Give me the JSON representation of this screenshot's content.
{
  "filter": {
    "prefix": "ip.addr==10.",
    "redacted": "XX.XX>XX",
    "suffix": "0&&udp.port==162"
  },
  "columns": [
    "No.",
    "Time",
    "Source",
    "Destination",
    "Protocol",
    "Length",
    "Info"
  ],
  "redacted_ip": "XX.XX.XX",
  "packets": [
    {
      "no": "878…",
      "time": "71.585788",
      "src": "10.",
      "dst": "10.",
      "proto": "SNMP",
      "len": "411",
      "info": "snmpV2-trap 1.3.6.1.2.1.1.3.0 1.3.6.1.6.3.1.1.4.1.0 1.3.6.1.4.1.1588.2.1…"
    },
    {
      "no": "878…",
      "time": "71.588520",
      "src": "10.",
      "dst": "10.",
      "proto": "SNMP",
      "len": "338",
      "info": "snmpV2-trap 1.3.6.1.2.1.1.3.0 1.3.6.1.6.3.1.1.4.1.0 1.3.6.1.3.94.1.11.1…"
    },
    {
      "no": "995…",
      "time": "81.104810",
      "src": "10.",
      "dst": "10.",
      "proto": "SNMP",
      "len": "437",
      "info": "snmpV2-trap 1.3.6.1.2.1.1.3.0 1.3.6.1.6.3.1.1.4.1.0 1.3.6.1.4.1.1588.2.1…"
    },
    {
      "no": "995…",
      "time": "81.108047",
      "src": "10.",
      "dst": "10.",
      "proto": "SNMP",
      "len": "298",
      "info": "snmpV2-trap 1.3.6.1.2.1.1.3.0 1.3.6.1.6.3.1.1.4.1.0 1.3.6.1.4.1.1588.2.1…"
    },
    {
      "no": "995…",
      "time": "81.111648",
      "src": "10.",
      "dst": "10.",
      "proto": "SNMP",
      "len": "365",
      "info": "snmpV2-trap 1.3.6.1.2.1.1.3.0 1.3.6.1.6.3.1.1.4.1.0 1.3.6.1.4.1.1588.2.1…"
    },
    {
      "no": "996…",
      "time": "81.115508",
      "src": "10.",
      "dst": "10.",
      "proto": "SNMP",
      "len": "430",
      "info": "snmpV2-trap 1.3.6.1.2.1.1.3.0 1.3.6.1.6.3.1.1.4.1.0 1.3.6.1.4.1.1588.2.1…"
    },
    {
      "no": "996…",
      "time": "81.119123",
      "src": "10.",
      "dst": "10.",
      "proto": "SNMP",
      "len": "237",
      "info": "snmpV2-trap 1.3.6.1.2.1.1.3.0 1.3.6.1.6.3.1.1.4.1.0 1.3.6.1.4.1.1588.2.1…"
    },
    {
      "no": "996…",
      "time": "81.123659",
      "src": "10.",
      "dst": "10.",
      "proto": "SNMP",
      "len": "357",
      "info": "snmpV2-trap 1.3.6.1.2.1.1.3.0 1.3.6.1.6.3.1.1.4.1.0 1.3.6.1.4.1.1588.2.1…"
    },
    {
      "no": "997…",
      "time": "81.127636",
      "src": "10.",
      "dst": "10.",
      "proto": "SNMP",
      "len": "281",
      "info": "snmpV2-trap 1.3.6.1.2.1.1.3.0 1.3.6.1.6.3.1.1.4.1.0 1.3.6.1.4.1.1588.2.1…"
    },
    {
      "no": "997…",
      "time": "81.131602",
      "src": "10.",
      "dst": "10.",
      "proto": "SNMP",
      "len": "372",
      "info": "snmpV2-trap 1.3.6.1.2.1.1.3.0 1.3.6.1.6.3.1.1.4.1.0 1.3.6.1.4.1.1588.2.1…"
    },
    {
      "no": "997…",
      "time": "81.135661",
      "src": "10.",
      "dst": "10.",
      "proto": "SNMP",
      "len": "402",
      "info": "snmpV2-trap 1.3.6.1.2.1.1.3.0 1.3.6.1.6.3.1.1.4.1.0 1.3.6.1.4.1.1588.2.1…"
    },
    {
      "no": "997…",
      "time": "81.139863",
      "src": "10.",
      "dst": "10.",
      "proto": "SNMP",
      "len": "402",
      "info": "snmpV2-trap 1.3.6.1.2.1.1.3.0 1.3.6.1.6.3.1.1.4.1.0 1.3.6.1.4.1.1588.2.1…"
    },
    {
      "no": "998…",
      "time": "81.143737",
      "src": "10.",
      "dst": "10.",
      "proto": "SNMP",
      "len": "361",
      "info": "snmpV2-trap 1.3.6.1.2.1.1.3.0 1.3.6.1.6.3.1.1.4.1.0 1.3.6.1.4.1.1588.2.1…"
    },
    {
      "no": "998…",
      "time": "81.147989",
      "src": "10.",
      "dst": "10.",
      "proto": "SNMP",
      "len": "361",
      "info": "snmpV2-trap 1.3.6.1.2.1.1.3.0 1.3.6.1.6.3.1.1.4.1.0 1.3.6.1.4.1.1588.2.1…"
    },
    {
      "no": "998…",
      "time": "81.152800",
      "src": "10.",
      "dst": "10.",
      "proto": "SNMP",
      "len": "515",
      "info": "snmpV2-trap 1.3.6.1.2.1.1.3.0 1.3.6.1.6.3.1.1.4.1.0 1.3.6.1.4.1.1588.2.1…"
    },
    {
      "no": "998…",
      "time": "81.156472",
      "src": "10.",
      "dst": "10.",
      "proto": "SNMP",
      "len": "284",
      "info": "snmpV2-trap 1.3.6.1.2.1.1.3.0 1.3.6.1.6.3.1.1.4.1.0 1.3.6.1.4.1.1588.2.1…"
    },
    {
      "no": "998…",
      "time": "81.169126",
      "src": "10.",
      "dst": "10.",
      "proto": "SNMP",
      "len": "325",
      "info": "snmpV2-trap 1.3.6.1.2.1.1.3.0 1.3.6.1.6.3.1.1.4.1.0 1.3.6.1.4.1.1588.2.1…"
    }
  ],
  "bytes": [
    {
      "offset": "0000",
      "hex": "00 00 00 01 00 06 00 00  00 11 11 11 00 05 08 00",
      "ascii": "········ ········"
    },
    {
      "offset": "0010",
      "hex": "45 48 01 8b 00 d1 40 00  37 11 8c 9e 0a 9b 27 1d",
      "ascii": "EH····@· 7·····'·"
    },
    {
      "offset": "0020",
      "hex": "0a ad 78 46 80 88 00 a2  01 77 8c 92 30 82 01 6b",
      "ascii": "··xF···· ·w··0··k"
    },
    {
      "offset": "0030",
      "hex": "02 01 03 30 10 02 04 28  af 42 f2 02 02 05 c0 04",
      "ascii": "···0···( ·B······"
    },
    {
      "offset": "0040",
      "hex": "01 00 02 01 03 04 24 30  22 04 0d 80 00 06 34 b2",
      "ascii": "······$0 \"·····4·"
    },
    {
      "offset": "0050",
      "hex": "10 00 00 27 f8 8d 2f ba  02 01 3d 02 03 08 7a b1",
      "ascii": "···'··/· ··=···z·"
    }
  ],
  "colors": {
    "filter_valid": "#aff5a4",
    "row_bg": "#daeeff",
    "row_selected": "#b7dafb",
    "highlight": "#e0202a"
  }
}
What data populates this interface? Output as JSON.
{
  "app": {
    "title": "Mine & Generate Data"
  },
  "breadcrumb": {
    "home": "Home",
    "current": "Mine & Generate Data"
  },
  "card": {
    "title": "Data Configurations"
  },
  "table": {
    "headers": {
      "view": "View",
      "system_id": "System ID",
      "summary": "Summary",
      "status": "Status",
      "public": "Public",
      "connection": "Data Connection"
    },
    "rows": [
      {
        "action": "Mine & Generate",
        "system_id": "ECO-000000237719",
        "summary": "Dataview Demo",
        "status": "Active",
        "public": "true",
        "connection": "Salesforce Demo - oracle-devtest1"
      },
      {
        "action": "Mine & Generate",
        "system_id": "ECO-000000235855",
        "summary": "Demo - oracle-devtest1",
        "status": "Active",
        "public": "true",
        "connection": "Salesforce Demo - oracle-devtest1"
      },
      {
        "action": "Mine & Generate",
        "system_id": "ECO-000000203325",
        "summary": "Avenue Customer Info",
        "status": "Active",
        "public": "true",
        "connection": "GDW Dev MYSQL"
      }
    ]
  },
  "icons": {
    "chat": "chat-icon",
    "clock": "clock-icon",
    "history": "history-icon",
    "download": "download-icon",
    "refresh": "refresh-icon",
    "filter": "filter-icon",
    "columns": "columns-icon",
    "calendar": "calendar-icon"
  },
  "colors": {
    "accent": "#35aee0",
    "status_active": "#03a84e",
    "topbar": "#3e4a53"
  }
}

★ ★ ★ ★

*WHAT IS NEEDED*:
State the count of lines holding the string "title" in the listing above, and nothing else.

*OUTPUT OF THE TASK*:
2